Your task: Copy out all the entries word for word.

Record list:
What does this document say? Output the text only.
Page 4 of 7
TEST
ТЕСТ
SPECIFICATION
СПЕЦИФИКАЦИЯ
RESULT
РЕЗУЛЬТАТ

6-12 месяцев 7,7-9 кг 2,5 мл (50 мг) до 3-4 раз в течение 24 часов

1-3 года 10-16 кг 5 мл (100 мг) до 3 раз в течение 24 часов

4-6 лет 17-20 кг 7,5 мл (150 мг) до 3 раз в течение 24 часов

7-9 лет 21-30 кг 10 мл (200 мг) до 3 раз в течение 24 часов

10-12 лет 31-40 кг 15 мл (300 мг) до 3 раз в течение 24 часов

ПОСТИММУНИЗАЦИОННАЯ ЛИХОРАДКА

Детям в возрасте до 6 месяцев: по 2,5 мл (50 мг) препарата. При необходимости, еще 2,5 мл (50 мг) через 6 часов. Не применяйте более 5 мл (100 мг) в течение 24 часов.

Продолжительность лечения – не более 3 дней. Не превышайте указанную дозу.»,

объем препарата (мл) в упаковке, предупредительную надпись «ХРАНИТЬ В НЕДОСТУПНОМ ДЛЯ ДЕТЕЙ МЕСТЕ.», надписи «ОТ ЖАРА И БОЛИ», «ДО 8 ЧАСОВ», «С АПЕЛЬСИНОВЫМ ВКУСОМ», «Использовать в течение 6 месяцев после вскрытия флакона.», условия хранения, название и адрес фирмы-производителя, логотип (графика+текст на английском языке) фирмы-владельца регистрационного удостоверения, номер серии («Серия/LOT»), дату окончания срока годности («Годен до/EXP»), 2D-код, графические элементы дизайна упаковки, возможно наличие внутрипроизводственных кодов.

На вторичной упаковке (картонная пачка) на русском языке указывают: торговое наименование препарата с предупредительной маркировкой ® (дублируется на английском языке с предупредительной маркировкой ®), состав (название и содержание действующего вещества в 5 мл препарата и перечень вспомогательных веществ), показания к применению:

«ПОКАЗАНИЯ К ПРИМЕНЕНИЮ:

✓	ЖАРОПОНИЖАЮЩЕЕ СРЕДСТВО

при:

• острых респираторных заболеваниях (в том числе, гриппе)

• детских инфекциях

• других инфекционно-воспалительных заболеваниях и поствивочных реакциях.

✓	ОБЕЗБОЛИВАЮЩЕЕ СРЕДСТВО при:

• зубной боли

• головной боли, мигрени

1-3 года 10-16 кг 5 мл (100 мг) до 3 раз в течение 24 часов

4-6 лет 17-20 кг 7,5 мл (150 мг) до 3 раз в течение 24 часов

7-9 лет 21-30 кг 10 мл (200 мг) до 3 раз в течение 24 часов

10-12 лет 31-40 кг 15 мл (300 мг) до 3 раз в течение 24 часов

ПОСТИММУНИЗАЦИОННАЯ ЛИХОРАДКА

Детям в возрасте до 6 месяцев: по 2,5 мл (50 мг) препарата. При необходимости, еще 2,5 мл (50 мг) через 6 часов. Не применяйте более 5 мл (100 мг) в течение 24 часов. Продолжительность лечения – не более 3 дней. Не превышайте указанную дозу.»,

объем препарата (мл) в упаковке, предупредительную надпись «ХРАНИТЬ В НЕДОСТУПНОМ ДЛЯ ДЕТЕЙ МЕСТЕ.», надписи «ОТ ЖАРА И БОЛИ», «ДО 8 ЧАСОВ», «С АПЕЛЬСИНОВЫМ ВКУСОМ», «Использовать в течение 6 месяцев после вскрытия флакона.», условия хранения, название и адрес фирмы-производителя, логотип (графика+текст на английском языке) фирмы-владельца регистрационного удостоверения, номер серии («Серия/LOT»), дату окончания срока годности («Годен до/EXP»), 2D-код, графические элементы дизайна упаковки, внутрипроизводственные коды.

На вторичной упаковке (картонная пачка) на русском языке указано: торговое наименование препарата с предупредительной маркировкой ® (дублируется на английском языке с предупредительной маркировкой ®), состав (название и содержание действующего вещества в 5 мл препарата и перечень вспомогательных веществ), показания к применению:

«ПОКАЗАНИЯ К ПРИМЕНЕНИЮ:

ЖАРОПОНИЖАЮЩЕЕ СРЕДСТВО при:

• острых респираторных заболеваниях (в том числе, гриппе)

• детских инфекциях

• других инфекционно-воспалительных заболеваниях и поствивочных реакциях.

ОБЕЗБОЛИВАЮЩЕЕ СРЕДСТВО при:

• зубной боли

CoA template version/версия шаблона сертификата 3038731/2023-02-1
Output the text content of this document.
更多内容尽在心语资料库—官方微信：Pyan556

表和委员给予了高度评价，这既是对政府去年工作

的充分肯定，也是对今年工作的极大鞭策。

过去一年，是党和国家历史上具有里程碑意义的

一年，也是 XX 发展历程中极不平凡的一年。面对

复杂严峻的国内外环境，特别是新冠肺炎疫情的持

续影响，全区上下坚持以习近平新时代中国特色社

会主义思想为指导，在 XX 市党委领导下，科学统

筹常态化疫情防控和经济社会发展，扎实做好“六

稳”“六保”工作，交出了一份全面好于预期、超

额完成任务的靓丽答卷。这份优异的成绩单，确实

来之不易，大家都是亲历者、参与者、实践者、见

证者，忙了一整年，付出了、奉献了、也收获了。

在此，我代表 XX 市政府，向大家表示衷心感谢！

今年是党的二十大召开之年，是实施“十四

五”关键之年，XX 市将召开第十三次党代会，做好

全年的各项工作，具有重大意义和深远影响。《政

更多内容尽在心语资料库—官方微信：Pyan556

Task answer:
What does this document say? Output the text only.
Page 4 of 7
TEST
ТЕСТ
SPECIFICATION
СПЕЦИФИКАЦИЯ
RESULT
РЕЗУЛЬТАТ

6-12 месяцев 7,7-9 кг 2,5 мл (50 мг) до 3-4 раз в течение 24 часов

1-3 года 10-16 кг 5 мл (100 мг) до 3 раз в течение 24 часов

4-6 лет 17-20 кг 7,5 мл (150 мг) до 3 раз в течение 24 часов

7-9 лет 21-30 кг 10 мл (200 мг) до 3 раз в течение 24 часов

10-12 лет 31-40 кг 15 мл (300 мг) до 3 раз в течение 24 часов

ПОСТИММУНИЗАЦИОННАЯ ЛИХОРАДКА

Детям в возрасте до 6 месяцев: по 2,5 мл (50 мг) препарата. При необходимости, еще 2,5 мл (50 мг) через 6 часов. Не применяйте более 5 мл (100 мг) в течение 24 часов.

Продолжительность лечения – не более 3 дней. Не превышайте указанную дозу.»,

объем препарата (мл) в упаковке, предупредительную надпись «ХРАНИТЬ В НЕДОСТУПНОМ ДЛЯ ДЕТЕЙ МЕСТЕ.», надписи «ОТ ЖАРА И БОЛИ», «ДО 8 ЧАСОВ», «С АПЕЛЬСИНОВЫМ ВКУСОМ», «Использовать в течение 6 месяцев после вскрытия флакона.», условия хранения, название и адрес фирмы-производителя, логотип (графика+текст на английском языке) фирмы-владельца регистрационного удостоверения, номер серии («Серия/LOT»), дату окончания срока годности («Годен до/EXP»), 2D-код, графические элементы дизайна упаковки, возможно наличие внутрипроизводственных кодов.

На вторичной упаковке (картонная пачка) на русском языке указывают: торговое наименование препарата с предупредительной маркировкой ® (дублируется на английском языке с предупредительной маркировкой ®), состав (название и содержание действующего вещества в 5 мл препарата и перечень вспомогательных веществ), показания к применению:

«ПОКАЗАНИЯ К ПРИМЕНЕНИЮ:

✓	ЖАРОПОНИЖАЮЩЕЕ СРЕДСТВО

при:

• острых респираторных заболеваниях (в том числе, гриппе)

• детских инфекциях

• других инфекционно-воспалительных заболеваниях и поствивочных реакциях.

✓	ОБЕЗБОЛИВАЮЩЕЕ СРЕДСТВО при:

• зубной боли

• головной боли, мигрени

1-3 года 10-16 кг 5 мл (100 мг) до 3 раз в течение 24 часов

4-6 лет 17-20 кг 7,5 мл (150 мг) до 3 раз в течение 24 часов

7-9 лет 21-30 кг 10 мл (200 мг) до 3 раз в течение 24 часов

10-12 лет 31-40 кг 15 мл (300 мг) до 3 раз в течение 24 часов

ПОСТИММУНИЗАЦИОННАЯ ЛИХОРАДКА

Детям в возрасте до 6 месяцев: по 2,5 мл (50 мг) препарата. При необходимости, еще 2,5 мл (50 мг) через 6 часов. Не применяйте более 5 мл (100 мг) в течение 24 часов. Продолжительность лечения – не более 3 дней. Не превышайте указанную дозу.»,

объем препарата (мл) в упаковке, предупредительную надпись «ХРАНИТЬ В НЕДОСТУПНОМ ДЛЯ ДЕТЕЙ МЕСТЕ.», надписи «ОТ ЖАРА И БОЛИ», «ДО 8 ЧАСОВ», «С АПЕЛЬСИНОВЫМ ВКУСОМ», «Использовать в течение 6 месяцев после вскрытия флакона.», условия хранения, название и адрес фирмы-производителя, логотип (графика+текст на английском языке) фирмы-владельца регистрационного удостоверения, номер серии («Серия/LOT»), дату окончания срока годности («Годен до/EXP»), 2D-код, графические элементы дизайна упаковки, внутрипроизводственные коды.

На вторичной упаковке (картонная пачка) на русском языке указано: торговое наименование препарата с предупредительной маркировкой ® (дублируется на английском языке с предупредительной маркировкой ®), состав (название и содержание действующего вещества в 5 мл препарата и перечень вспомогательных веществ), показания к применению:

«ПОКАЗАНИЯ К ПРИМЕНЕНИЮ:

ЖАРОПОНИЖАЮЩЕЕ СРЕДСТВО при:

• острых респираторных заболеваниях (в том числе, гриппе)

• детских инфекциях

• других инфекционно-воспалительных заболеваниях и поствивочных реакциях.

ОБЕЗБОЛИВАЮЩЕЕ СРЕДСТВО при:

• зубной боли

CoA template version/версия шаблона сертификата 3038731/2023-02-1
Output the text content of this document.
更多内容尽在心语资料库—官方微信：Pyan556

表和委员给予了高度评价，这既是对政府去年工作

的充分肯定，也是对今年工作的极大鞭策。

过去一年，是党和国家历史上具有里程碑意义的

一年，也是 XX 发展历程中极不平凡的一年。面对

复杂严峻的国内外环境，特别是新冠肺炎疫情的持

续影响，全区上下坚持以习近平新时代中国特色社

会主义思想为指导，在 XX 市党委领导下，科学统

筹常态化疫情防控和经济社会发展，扎实做好“六

稳”“六保”工作，交出了一份全面好于预期、超

额完成任务的靓丽答卷。这份优异的成绩单，确实

来之不易，大家都是亲历者、参与者、实践者、见

证者，忙了一整年，付出了、奉献了、也收获了。

在此，我代表 XX 市政府，向大家表示衷心感谢！

今年是党的二十大召开之年，是实施“十四

五”关键之年，XX 市将召开第十三次党代会，做好

全年的各项工作，具有重大意义和深远影响。《政

更多内容尽在心语资料库—官方微信：Pyan556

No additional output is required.